__Work task A__: From the article on home-care wages, quote the passage from "Can't compete with" up to and including "than $10 per hour.".
__Work task B__:
Using the article on home-care wages, answer these questions:
(i) What hourly wage do home-care workers paid by the provincial government earn?
(ii) What do entry-level security guards make per hour?
(iii) What is the name of the home-care agency that Anne Whelan manages?
__Work task C__: List every hourly pay figure given in the article on home-care wages.

__Extract to read__:
^^^^^^^^^^^^^^^^

Can't compete with McDonald's for home-care workers, employers say
Newfoundland and Labrador home-care workers can do something simple to earn more than the wages that industry leaders call an embarrassment: flip hamburgers.
Home-care workers paid by the provincial government earn only $9.66 an hour — without benefits, and despite years of experience.
An informal review by CBC News found that the salaries for the workers, some of whom are responsible for keeping their clients alive by tending to daily needs, pale compared to unskilled jobs.
For instance, some workers at St. John's-area McDonald's restaurants — which have been recruiting heavily and have been promoting a roster of benefits to lure people to fill staffing shortages — earn more than $10 per hour.
Entry-level security guards make $9.50 per hour, while call-centre employees start at $9.25.
"It is really time — it's completely time — for an overhaul of the home-care system," said Anne Whelan, who manages Caregivers, a home-care agency in the St. John's area.Agency owner Anne Whelan said it's time to overhaul the system. (CBC)

^^^^^^^^^^^^^^^^

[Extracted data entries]
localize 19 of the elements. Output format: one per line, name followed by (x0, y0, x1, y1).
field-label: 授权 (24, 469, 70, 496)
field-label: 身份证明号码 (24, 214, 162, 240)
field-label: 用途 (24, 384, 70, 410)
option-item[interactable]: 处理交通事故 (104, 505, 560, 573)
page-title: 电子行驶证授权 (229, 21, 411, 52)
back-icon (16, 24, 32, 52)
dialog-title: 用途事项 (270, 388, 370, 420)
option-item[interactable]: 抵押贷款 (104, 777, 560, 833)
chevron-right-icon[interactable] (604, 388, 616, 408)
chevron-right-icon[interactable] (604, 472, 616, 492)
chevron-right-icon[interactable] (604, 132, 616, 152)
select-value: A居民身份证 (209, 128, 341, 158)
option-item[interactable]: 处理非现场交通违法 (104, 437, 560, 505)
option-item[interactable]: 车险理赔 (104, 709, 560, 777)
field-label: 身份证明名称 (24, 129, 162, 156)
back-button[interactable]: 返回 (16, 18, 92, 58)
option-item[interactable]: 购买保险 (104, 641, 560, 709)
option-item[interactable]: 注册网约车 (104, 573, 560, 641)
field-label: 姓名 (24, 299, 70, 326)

^^^^^^^^^^^^^^^^

__Response A__:
Can't compete with McDonald's for home-care workers, employers say
Newfoundland and Labrador home-care workers can do something simple to earn more than the wages that industry leaders call an embarrassment: flip hamburgers.
Home-care workers paid by the provincial government earn only $9.66 an hour — without benefits, and despite years of experience.
An informal review by CBC News found that the salaries for the workers, some of whom are responsible for keeping their clients alive by tending to daily needs, pale compared to unskilled jobs.
For instance, some workers at St. John's-area McDonald's restaurants — which have been recruiting heavily and have been promoting a roster of benefits to lure people to fill staffing shortages — earn more than $10 per hour.

__Response B__:
(i) $9.66 an hour
(ii) $9.50 per hour
(iii) Caregivers

__Response C__: $9.66, more than $10, $9.50, $9.25